REQUEST:
Reproduce each line exactly, including spacing and punctuation.

GIVEN RECORDS:
----

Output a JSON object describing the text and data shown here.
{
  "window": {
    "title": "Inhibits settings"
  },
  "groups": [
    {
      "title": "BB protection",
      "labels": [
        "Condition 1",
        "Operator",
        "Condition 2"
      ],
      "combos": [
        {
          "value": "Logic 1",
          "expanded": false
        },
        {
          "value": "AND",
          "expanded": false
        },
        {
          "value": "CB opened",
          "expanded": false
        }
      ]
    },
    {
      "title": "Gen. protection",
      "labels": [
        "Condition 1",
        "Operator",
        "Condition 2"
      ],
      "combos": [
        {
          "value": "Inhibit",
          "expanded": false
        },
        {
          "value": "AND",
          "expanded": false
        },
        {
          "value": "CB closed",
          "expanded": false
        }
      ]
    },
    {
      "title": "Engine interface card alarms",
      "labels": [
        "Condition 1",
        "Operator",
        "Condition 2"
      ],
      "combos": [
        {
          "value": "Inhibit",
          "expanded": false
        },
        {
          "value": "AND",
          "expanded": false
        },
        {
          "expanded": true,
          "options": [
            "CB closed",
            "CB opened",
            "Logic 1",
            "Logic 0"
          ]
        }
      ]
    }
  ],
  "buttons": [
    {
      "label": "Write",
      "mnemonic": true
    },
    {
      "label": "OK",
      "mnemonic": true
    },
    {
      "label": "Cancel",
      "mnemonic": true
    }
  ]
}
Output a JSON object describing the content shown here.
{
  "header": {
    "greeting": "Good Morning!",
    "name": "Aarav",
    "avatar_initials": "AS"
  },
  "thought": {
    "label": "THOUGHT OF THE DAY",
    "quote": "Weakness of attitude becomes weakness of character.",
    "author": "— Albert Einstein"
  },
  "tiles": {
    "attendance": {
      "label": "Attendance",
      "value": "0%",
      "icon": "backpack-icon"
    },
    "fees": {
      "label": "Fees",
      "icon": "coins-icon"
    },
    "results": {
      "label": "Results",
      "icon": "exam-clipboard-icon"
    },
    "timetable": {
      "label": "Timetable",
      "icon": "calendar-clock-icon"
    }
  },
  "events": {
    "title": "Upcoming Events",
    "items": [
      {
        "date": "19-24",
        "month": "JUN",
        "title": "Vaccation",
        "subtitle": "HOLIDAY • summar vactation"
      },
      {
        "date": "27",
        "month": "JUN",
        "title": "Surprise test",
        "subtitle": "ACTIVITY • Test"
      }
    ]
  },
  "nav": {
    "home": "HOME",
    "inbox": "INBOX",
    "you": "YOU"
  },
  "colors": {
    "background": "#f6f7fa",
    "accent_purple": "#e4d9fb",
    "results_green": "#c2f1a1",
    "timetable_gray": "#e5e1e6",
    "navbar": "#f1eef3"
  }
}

----

RESULT FOR THIS TASK:
Output a JSON object describing the text and data shown here.
{
  "window": {
    "title": "Inhibits settings"
  },
  "groups": [
    {
      "title": "BB protection",
      "labels": [
        "Condition 1",
        "Operator",
        "Condition 2"
      ],
      "combos": [
        {
          "value": "Logic 1",
          "expanded": false
        },
        {
          "value": "AND",
          "expanded": false
        },
        {
          "value": "CB opened",
          "expanded": false
        }
      ]
    },
    {
      "title": "Gen. protection",
      "labels": [
        "Condition 1",
        "Operator",
        "Condition 2"
      ],
      "combos": [
        {
          "value": "Inhibit",
          "expanded": false
        },
        {
          "value": "AND",
          "expanded": false
        },
        {
          "value": "CB closed",
          "expanded": false
        }
      ]
    },
    {
      "title": "Engine interface card alarms",
      "labels": [
        "Condition 1",
        "Operator",
        "Condition 2"
      ],
      "combos": [
        {
          "value": "Inhibit",
          "expanded": false
        },
        {
          "value": "AND",
          "expanded": false
        },
        {
          "expanded": true,
          "options": [
            "CB closed",
            "CB opened",
            "Logic 1",
            "Logic 0"
          ]
        }
      ]
    }
  ],
  "buttons": [
    {
      "label": "Write",
      "mnemonic": true
    },
    {
      "label": "OK",
      "mnemonic": true
    },
    {
      "label": "Cancel",
      "mnemonic": true
    }
  ]
}
Output a JSON object describing the content shown here.
{
  "header": {
    "greeting": "Good Morning!",
    "name": "Aarav",
    "avatar_initials": "AS"
  },
  "thought": {
    "label": "THOUGHT OF THE DAY",
    "quote": "Weakness of attitude becomes weakness of character.",
    "author": "— Albert Einstein"
  },
  "tiles": {
    "attendance": {
      "label": "Attendance",
      "value": "0%",
      "icon": "backpack-icon"
    },
    "fees": {
      "label": "Fees",
      "icon": "coins-icon"
    },
    "results": {
      "label": "Results",
      "icon": "exam-clipboard-icon"
    },
    "timetable": {
      "label": "Timetable",
      "icon": "calendar-clock-icon"
    }
  },
  "events": {
    "title": "Upcoming Events",
    "items": [
      {
        "date": "19-24",
        "month": "JUN",
        "title": "Vaccation",
        "subtitle": "HOLIDAY • summar vactation"
      },
      {
        "date": "27",
        "month": "JUN",
        "title": "Surprise test",
        "subtitle": "ACTIVITY • Test"
      }
    ]
  },
  "nav": {
    "home": "HOME",
    "inbox": "INBOX",
    "you": "YOU"
  },
  "colors": {
    "background": "#f6f7fa",
    "accent_purple": "#e4d9fb",
    "results_green": "#c2f1a1",
    "timetable_gray": "#e5e1e6",
    "navbar": "#f1eef3"
  }
}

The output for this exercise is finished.